EXERCISE TASK:
Collect all lines below with the string "углубить".

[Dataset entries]
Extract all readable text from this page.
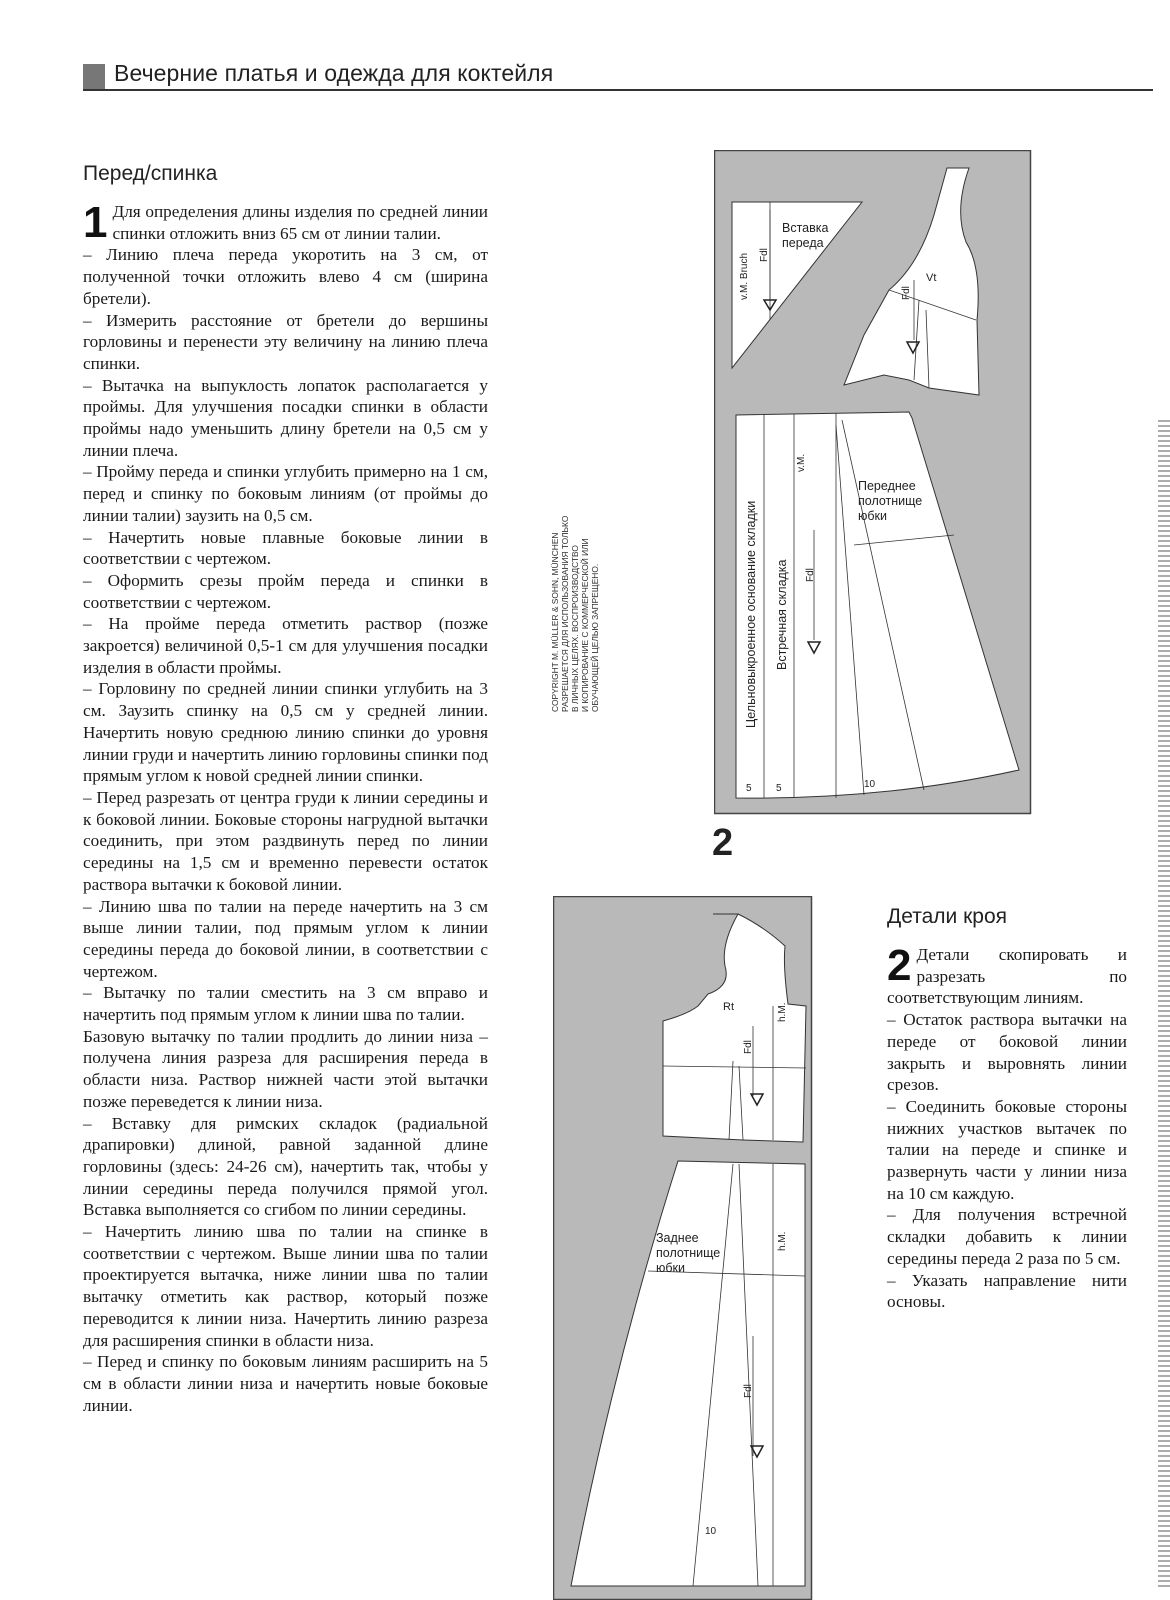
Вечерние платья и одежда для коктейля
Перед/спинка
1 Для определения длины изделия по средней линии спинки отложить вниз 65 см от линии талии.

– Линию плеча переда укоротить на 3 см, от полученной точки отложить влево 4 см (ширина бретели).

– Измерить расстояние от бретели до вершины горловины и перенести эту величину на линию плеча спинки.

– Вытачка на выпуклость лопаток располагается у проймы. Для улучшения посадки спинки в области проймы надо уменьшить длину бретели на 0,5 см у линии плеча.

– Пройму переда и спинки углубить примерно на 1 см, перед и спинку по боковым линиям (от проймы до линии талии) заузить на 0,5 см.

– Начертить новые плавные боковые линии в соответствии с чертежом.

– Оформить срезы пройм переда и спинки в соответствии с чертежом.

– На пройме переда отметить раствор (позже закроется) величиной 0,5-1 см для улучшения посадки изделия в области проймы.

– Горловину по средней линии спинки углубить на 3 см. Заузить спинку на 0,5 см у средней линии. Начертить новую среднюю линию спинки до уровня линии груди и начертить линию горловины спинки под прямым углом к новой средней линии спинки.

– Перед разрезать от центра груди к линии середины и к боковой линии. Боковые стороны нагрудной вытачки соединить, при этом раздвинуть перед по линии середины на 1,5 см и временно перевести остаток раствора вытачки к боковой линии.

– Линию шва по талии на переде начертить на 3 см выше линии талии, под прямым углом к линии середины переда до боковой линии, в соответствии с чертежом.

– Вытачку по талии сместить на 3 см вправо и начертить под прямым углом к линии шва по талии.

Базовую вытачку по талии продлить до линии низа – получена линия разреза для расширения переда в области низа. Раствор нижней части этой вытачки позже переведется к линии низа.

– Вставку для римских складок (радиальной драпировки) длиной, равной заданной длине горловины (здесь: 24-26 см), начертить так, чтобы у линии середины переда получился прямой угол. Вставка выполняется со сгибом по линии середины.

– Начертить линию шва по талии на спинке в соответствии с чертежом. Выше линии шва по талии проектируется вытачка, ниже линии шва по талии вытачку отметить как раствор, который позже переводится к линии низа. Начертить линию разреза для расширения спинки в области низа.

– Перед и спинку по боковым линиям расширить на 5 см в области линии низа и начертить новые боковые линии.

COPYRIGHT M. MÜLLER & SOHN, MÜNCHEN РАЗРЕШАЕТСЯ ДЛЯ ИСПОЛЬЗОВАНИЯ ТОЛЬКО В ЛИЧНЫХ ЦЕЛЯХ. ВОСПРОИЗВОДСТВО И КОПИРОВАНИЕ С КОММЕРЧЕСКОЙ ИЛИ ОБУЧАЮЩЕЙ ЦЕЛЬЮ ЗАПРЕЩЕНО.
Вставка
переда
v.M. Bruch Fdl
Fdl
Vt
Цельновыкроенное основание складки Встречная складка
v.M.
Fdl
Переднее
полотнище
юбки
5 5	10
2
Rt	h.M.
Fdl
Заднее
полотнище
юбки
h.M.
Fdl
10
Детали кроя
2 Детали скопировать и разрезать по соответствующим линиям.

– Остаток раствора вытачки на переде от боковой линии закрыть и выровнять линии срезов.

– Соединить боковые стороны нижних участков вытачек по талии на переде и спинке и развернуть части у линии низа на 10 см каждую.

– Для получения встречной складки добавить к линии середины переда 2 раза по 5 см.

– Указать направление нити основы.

--

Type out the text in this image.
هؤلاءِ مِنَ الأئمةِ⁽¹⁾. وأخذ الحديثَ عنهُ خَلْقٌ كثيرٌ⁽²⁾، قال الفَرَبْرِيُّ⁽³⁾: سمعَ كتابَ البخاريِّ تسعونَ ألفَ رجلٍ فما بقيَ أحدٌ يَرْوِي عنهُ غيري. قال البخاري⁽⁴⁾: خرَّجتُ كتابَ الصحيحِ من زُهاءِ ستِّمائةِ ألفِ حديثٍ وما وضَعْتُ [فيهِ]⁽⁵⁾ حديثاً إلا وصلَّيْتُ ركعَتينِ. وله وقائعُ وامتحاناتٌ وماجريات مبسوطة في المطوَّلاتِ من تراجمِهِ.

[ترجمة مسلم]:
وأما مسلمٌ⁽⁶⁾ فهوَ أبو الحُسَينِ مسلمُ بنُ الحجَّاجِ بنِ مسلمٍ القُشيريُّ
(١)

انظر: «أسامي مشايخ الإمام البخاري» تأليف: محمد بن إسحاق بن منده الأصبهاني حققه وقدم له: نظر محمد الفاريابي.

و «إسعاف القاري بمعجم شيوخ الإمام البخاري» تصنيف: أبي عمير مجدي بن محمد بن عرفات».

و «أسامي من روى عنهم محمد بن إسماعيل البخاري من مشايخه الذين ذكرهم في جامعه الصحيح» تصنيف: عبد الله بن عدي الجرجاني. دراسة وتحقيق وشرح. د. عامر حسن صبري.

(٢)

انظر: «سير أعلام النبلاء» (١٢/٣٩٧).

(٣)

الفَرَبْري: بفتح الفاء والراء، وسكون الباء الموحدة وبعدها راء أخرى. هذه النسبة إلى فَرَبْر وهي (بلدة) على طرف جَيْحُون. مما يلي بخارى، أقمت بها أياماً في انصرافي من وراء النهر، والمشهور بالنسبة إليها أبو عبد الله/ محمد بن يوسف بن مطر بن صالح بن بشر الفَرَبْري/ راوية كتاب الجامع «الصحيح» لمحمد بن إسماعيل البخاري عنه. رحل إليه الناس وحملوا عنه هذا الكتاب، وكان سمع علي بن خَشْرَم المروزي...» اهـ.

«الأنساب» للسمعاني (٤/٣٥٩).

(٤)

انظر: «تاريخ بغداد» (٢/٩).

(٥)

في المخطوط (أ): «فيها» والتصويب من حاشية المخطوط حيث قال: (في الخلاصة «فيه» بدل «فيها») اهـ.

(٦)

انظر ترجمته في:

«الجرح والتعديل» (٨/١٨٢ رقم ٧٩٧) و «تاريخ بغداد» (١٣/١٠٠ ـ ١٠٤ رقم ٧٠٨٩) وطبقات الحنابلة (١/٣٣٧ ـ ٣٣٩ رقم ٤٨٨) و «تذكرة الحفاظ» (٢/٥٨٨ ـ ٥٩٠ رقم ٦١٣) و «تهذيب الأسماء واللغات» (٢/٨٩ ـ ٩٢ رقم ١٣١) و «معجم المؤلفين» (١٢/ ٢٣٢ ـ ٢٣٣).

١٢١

RIGHT ANSWER:
– Пройму переда и спинки углубить примерно на 1 см, перед и спинку по боковым линиям (от проймы до линии талии) заузить на 0,5 см.
– Горловину по средней линии спинки углубить на 3 см. Заузить спинку на 0,5 см у средней линии. Начертить новую среднюю линию спинки до уровня линии груди и начертить линию горловины спинки под прямым углом к новой средней линии спинки.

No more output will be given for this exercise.